- Written exercise: Reproduce all of the data below without alteration; exclude every picture.
## BEGIN Information given
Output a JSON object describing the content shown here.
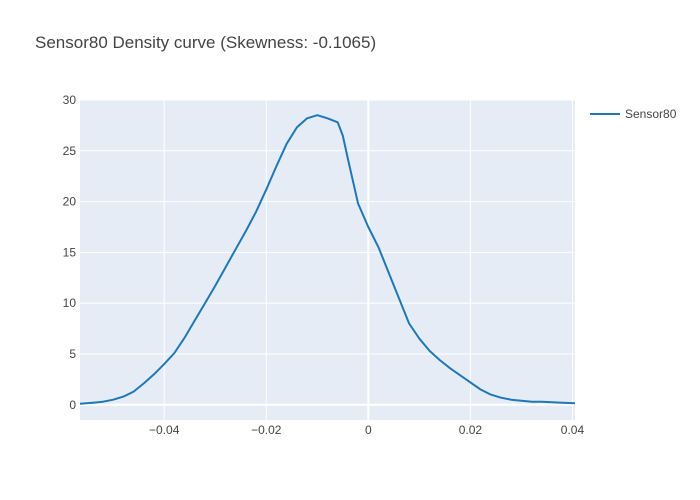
{
  "chart_data": {
    "type": "line",
    "title": "Sensor80 Density curve (Skewness: -0.1065)",
    "xlabel": "",
    "ylabel": "",
    "xlim": [
      -0.0565,
      0.0405
    ],
    "ylim": [
      -1.5,
      30
    ],
    "x_ticks": [
      -0.04,
      -0.02,
      0,
      0.02,
      0.04
    ],
    "x_tick_labels": [
      "−0.04",
      "−0.02",
      "0",
      "0.02",
      "0.04"
    ],
    "y_ticks": [
      0,
      5,
      10,
      15,
      20,
      25,
      30
    ],
    "y_tick_labels": [
      "0",
      "5",
      "10",
      "15",
      "20",
      "25",
      "30"
    ],
    "grid": true,
    "legend_position": "top-right",
    "colors": {
      "plot_bg": "#e5ecf6",
      "grid": "#ffffff",
      "line": "#1f77b4"
    },
    "series": [
      {
        "name": "Sensor80",
        "x": [
          -0.0565,
          -0.054,
          -0.052,
          -0.05,
          -0.048,
          -0.046,
          -0.044,
          -0.042,
          -0.04,
          -0.038,
          -0.036,
          -0.034,
          -0.032,
          -0.03,
          -0.028,
          -0.026,
          -0.024,
          -0.022,
          -0.02,
          -0.018,
          -0.016,
          -0.014,
          -0.012,
          -0.01,
          -0.008,
          -0.006,
          -0.005,
          -0.004,
          -0.003,
          -0.002,
          0,
          0.002,
          0.004,
          0.006,
          0.008,
          0.01,
          0.012,
          0.014,
          0.016,
          0.018,
          0.02,
          0.022,
          0.024,
          0.026,
          0.028,
          0.03,
          0.032,
          0.034,
          0.036,
          0.038,
          0.0405
        ],
        "values": [
          0.1,
          0.2,
          0.3,
          0.5,
          0.8,
          1.3,
          2.1,
          3.0,
          4.0,
          5.1,
          6.6,
          8.3,
          10.0,
          11.7,
          13.5,
          15.3,
          17.1,
          19.0,
          21.2,
          23.5,
          25.7,
          27.3,
          28.2,
          28.5,
          28.2,
          27.8,
          26.5,
          24.2,
          22.0,
          19.8,
          17.5,
          15.5,
          13.0,
          10.5,
          8.0,
          6.5,
          5.3,
          4.4,
          3.6,
          2.9,
          2.2,
          1.5,
          1.0,
          0.7,
          0.5,
          0.4,
          0.3,
          0.3,
          0.25,
          0.2,
          0.15
        ]
      }
    ]
  }
}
## END Information given
- Written answer:
Output a JSON object describing the content shown here.
{
  "chart_data": {
    "type": "line",
    "title": "Sensor80 Density curve (Skewness: -0.1065)",
    "xlabel": "",
    "ylabel": "",
    "xlim": [
      -0.0565,
      0.0405
    ],
    "ylim": [
      -1.5,
      30
    ],
    "x_ticks": [
      -0.04,
      -0.02,
      0,
      0.02,
      0.04
    ],
    "x_tick_labels": [
      "−0.04",
      "−0.02",
      "0",
      "0.02",
      "0.04"
    ],
    "y_ticks": [
      0,
      5,
      10,
      15,
      20,
      25,
      30
    ],
    "y_tick_labels": [
      "0",
      "5",
      "10",
      "15",
      "20",
      "25",
      "30"
    ],
    "grid": true,
    "legend_position": "top-right",
    "colors": {
      "plot_bg": "#e5ecf6",
      "grid": "#ffffff",
      "line": "#1f77b4"
    },
    "series": [
      {
        "name": "Sensor80",
        "x": [
          -0.0565,
          -0.054,
          -0.052,
          -0.05,
          -0.048,
          -0.046,
          -0.044,
          -0.042,
          -0.04,
          -0.038,
          -0.036,
          -0.034,
          -0.032,
          -0.03,
          -0.028,
          -0.026,
          -0.024,
          -0.022,
          -0.02,
          -0.018,
          -0.016,
          -0.014,
          -0.012,
          -0.01,
          -0.008,
          -0.006,
          -0.005,
          -0.004,
          -0.003,
          -0.002,
          0,
          0.002,
          0.004,
          0.006,
          0.008,
          0.01,
          0.012,
          0.014,
          0.016,
          0.018,
          0.02,
          0.022,
          0.024,
          0.026,
          0.028,
          0.03,
          0.032,
          0.034,
          0.036,
          0.038,
          0.0405
        ],
        "values": [
          0.1,
          0.2,
          0.3,
          0.5,
          0.8,
          1.3,
          2.1,
          3.0,
          4.0,
          5.1,
          6.6,
          8.3,
          10.0,
          11.7,
          13.5,
          15.3,
          17.1,
          19.0,
          21.2,
          23.5,
          25.7,
          27.3,
          28.2,
          28.5,
          28.2,
          27.8,
          26.5,
          24.2,
          22.0,
          19.8,
          17.5,
          15.5,
          13.0,
          10.5,
          8.0,
          6.5,
          5.3,
          4.4,
          3.6,
          2.9,
          2.2,
          1.5,
          1.0,
          0.7,
          0.5,
          0.4,
          0.3,
          0.3,
          0.25,
          0.2,
          0.15
        ]
      }
    ]
  }
}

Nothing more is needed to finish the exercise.